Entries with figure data
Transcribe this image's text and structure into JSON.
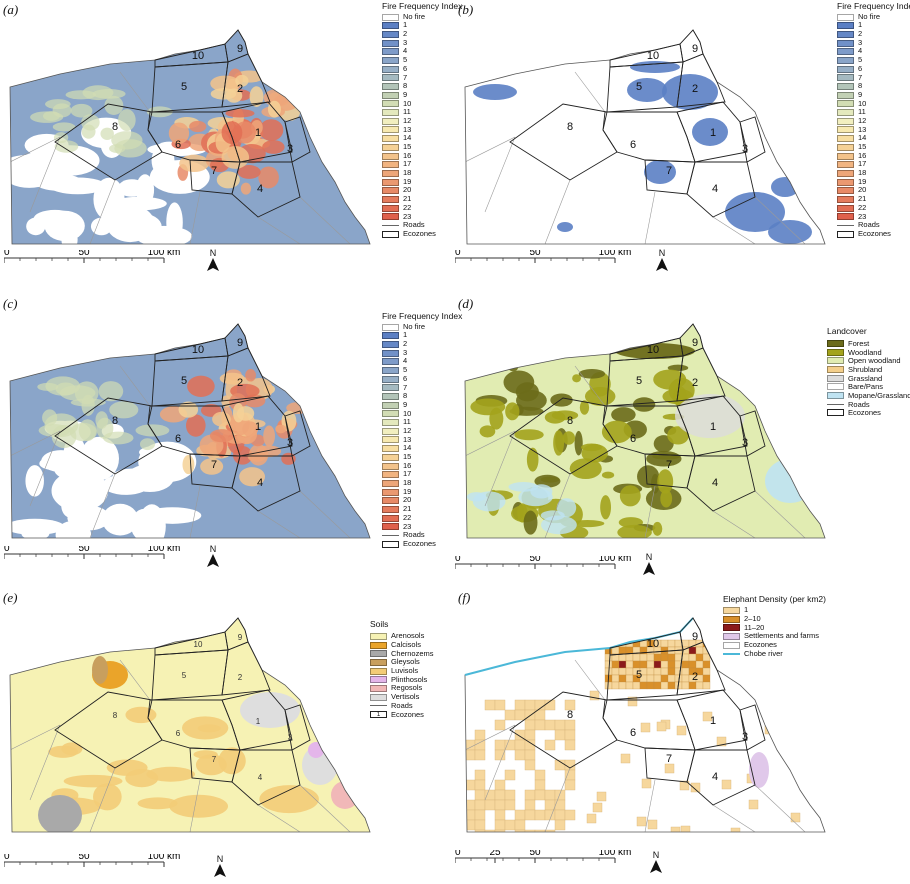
{
  "panels": {
    "a": {
      "label": "(a)"
    },
    "b": {
      "label": "(b)"
    },
    "c": {
      "label": "(c)"
    },
    "d": {
      "label": "(d)"
    },
    "e": {
      "label": "(e)"
    },
    "f": {
      "label": "(f)"
    }
  },
  "zones": [
    "1",
    "2",
    "3",
    "4",
    "5",
    "6",
    "7",
    "8",
    "9",
    "10"
  ],
  "fire_legend": {
    "title": "Fire Frequency Index",
    "items": [
      {
        "label": "No fire",
        "color": "#ffffff"
      },
      {
        "label": "1",
        "color": "#5b7fc4"
      },
      {
        "label": "2",
        "color": "#6688c6"
      },
      {
        "label": "3",
        "color": "#7191c8"
      },
      {
        "label": "4",
        "color": "#7e9bc9"
      },
      {
        "label": "5",
        "color": "#8aa5c9"
      },
      {
        "label": "6",
        "color": "#97afc6"
      },
      {
        "label": "7",
        "color": "#a5bac1"
      },
      {
        "label": "8",
        "color": "#b3c5b9"
      },
      {
        "label": "9",
        "color": "#c2d0b4"
      },
      {
        "label": "10",
        "color": "#d2ddb4"
      },
      {
        "label": "11",
        "color": "#e4e9bd"
      },
      {
        "label": "12",
        "color": "#f2efbf"
      },
      {
        "label": "13",
        "color": "#f7e9b0"
      },
      {
        "label": "14",
        "color": "#f7dea2"
      },
      {
        "label": "15",
        "color": "#f5d196"
      },
      {
        "label": "16",
        "color": "#f3c38b"
      },
      {
        "label": "17",
        "color": "#f1b481"
      },
      {
        "label": "18",
        "color": "#eea679"
      },
      {
        "label": "19",
        "color": "#eb9870"
      },
      {
        "label": "20",
        "color": "#e88a67"
      },
      {
        "label": "21",
        "color": "#e57c5e"
      },
      {
        "label": "22",
        "color": "#e26e55"
      },
      {
        "label": "23",
        "color": "#df604c"
      }
    ],
    "roads": "Roads",
    "ecozones": "Ecozones"
  },
  "landcover_legend": {
    "title": "Landcover",
    "items": [
      {
        "label": "Forest",
        "color": "#6b6b1a"
      },
      {
        "label": "Woodland",
        "color": "#a3a31c"
      },
      {
        "label": "Open woodland",
        "color": "#e1ecb2"
      },
      {
        "label": "Shrubland",
        "color": "#f4cf8b"
      },
      {
        "label": "Grassland",
        "color": "#dcdcdc"
      },
      {
        "label": "Bare/Pans",
        "color": "#ffffff"
      },
      {
        "label": "Mopane/Grassland",
        "color": "#bfe3f2"
      }
    ],
    "roads": "Roads",
    "ecozones": "Ecozones"
  },
  "soils_legend": {
    "title": "Soils",
    "items": [
      {
        "label": "Arenosols",
        "color": "#f6f2b4"
      },
      {
        "label": "Calcisols",
        "color": "#eaa42a"
      },
      {
        "label": "Chernozems",
        "color": "#a9a9a9"
      },
      {
        "label": "Gleysols",
        "color": "#c89f5e"
      },
      {
        "label": "Luvisols",
        "color": "#f3cc78"
      },
      {
        "label": "Plinthosols",
        "color": "#e4b6ea"
      },
      {
        "label": "Regosols",
        "color": "#f1b8b8"
      },
      {
        "label": "Vertisols",
        "color": "#dedede"
      }
    ],
    "roads": "Roads",
    "ecozone_num": "1",
    "ecozones": "Ecozones"
  },
  "elephant_legend": {
    "title": "Elephant Density (per km2)",
    "items": [
      {
        "label": "1",
        "color": "#f6d79d"
      },
      {
        "label": "2–10",
        "color": "#d9902a"
      },
      {
        "label": "11–20",
        "color": "#8b1a1a"
      },
      {
        "label": "Settlements and farms",
        "color": "#e0c8ea"
      },
      {
        "label": "Ecozones",
        "color": "#ffffff"
      }
    ],
    "chobe": "Chobe river"
  },
  "scale": {
    "t0": "0",
    "t1": "50",
    "t2": "100 km"
  },
  "scale_f": {
    "t0": "0",
    "t1": "25",
    "t2": "50",
    "t3": "100 km"
  },
  "north": "N"
}
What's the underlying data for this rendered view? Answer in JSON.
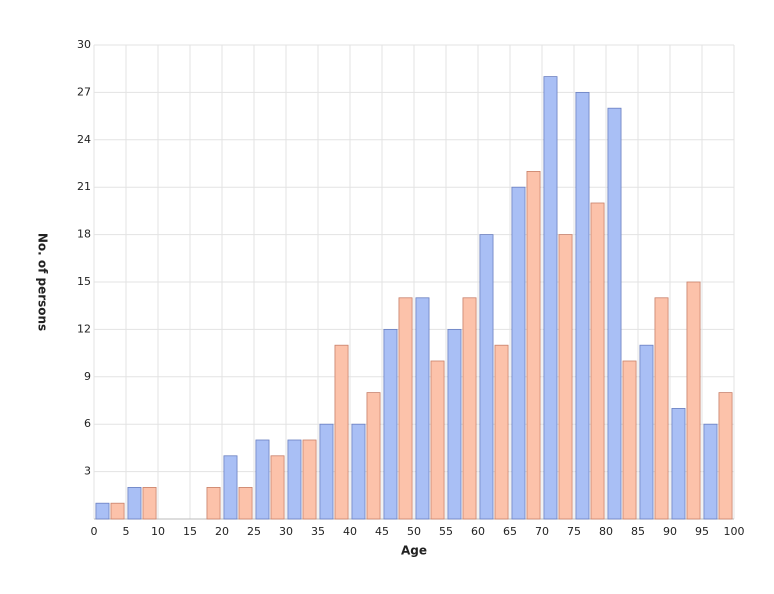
{
  "chart_data": {
    "type": "histogram",
    "x_label": "Age",
    "y_label": "No. of persons",
    "bins": [
      0,
      5,
      10,
      15,
      20,
      25,
      30,
      35,
      40,
      45,
      50,
      55,
      60,
      65,
      70,
      75,
      80,
      85,
      90,
      95,
      100
    ],
    "series": [
      {
        "color": "#a9bff5",
        "values": [
          1,
          2,
          0,
          0,
          4,
          5,
          5,
          6,
          6,
          12,
          14,
          12,
          18,
          21,
          28,
          27,
          26,
          11,
          7,
          6
        ]
      },
      {
        "color": "#fcc2aa",
        "values": [
          1,
          2,
          0,
          2,
          2,
          4,
          5,
          11,
          8,
          14,
          10,
          14,
          11,
          22,
          18,
          20,
          10,
          14,
          15,
          8
        ]
      }
    ],
    "xlim": [
      0,
      100
    ],
    "xticks": [
      0,
      5,
      10,
      15,
      20,
      25,
      30,
      35,
      40,
      45,
      50,
      55,
      60,
      65,
      70,
      75,
      80,
      85,
      90,
      95,
      100
    ],
    "ylim": [
      0,
      30
    ],
    "yticks": [
      3,
      6,
      9,
      12,
      15,
      18,
      21,
      24,
      27,
      30
    ],
    "grid": true
  }
}
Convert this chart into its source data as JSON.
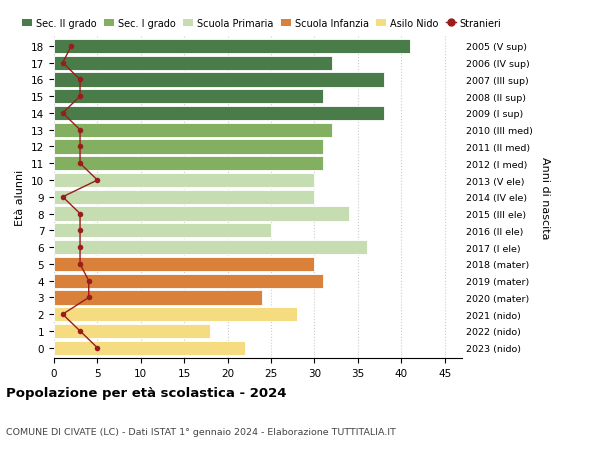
{
  "ages": [
    18,
    17,
    16,
    15,
    14,
    13,
    12,
    11,
    10,
    9,
    8,
    7,
    6,
    5,
    4,
    3,
    2,
    1,
    0
  ],
  "bar_values": [
    41,
    32,
    38,
    31,
    38,
    32,
    31,
    31,
    30,
    30,
    34,
    25,
    36,
    30,
    31,
    24,
    28,
    18,
    22
  ],
  "right_labels": [
    "2005 (V sup)",
    "2006 (IV sup)",
    "2007 (III sup)",
    "2008 (II sup)",
    "2009 (I sup)",
    "2010 (III med)",
    "2011 (II med)",
    "2012 (I med)",
    "2013 (V ele)",
    "2014 (IV ele)",
    "2015 (III ele)",
    "2016 (II ele)",
    "2017 (I ele)",
    "2018 (mater)",
    "2019 (mater)",
    "2020 (mater)",
    "2021 (nido)",
    "2022 (nido)",
    "2023 (nido)"
  ],
  "bar_colors": [
    "#4a7c4a",
    "#4a7c4a",
    "#4a7c4a",
    "#4a7c4a",
    "#4a7c4a",
    "#82b060",
    "#82b060",
    "#82b060",
    "#c5ddb0",
    "#c5ddb0",
    "#c5ddb0",
    "#c5ddb0",
    "#c5ddb0",
    "#d9813a",
    "#d9813a",
    "#d9813a",
    "#f5dc80",
    "#f5dc80",
    "#f5dc80"
  ],
  "stranieri_values": [
    2,
    1,
    3,
    3,
    1,
    3,
    3,
    3,
    5,
    1,
    3,
    3,
    3,
    3,
    4,
    4,
    1,
    3,
    5
  ],
  "stranieri_color": "#9b1c1c",
  "ylabel_left": "Età alunni",
  "ylabel_right": "Anni di nascita",
  "xlim": [
    0,
    47
  ],
  "xticks": [
    0,
    5,
    10,
    15,
    20,
    25,
    30,
    35,
    40,
    45
  ],
  "title": "Popolazione per età scolastica - 2024",
  "subtitle": "COMUNE DI CIVATE (LC) - Dati ISTAT 1° gennaio 2024 - Elaborazione TUTTITALIA.IT",
  "legend_labels": [
    "Sec. II grado",
    "Sec. I grado",
    "Scuola Primaria",
    "Scuola Infanzia",
    "Asilo Nido",
    "Stranieri"
  ],
  "legend_colors": [
    "#4a7c4a",
    "#82b060",
    "#c5ddb0",
    "#d9813a",
    "#f5dc80",
    "#9b1c1c"
  ],
  "grid_color": "#cccccc",
  "bar_height": 0.85
}
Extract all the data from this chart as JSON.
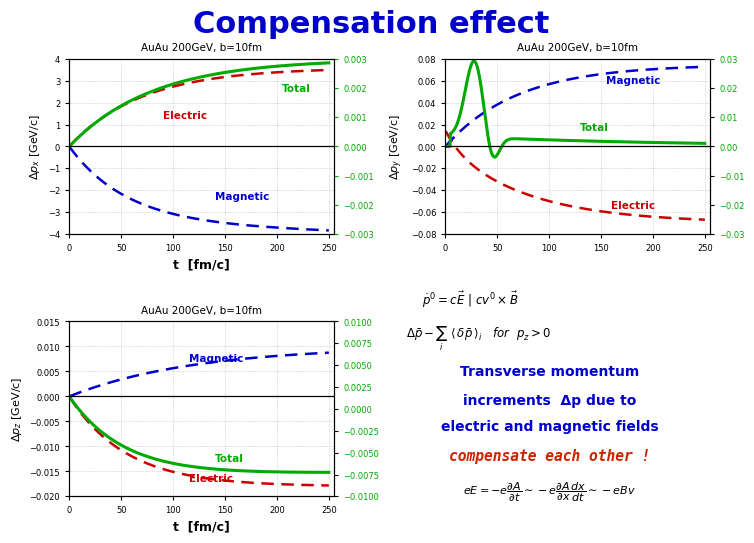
{
  "title": "Compensation effect",
  "title_color": "#0000cc",
  "title_fontsize": 22,
  "bg_color": "#ffffff",
  "subplot_label": "AuAu 200GeV, b=10fm",
  "electric_color": "#cc0000",
  "magnetic_color": "#0000cc",
  "total_color": "#00aa00",
  "right_axis_color": "#00aa00",
  "xlabel": "t  [fm/c]",
  "text_blue": "#0000cc",
  "text_orange": "#cc2200",
  "formula_color": "#000000",
  "plot1_ylabel": "$\\Delta p_x$ [GeV/c]",
  "plot2_ylabel": "$\\Delta p_y$ [GeV/c]",
  "plot3_ylabel": "$\\Delta p_z$ [GeV/c]",
  "plot1_ylim": [
    -4,
    4
  ],
  "plot1_ylim2": [
    -0.003,
    0.003
  ],
  "plot2_ylim": [
    -0.08,
    0.08
  ],
  "plot2_ylim2": [
    -0.03,
    0.03
  ],
  "plot3_ylim": [
    -0.02,
    0.015
  ],
  "plot3_ylim2": [
    -0.01,
    0.01
  ]
}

> _SHORT PROBLEM_
Which lines above contain the word "JSON"? Copy each of them.

> _PROBLEM SOLUTION_
Transcribe this image's text and structure into JSON.
What's the underlying data for this rendered view? Answer in JSON.
Convert this chart into its source data as JSON.
Extract all the data from this chart as JSON.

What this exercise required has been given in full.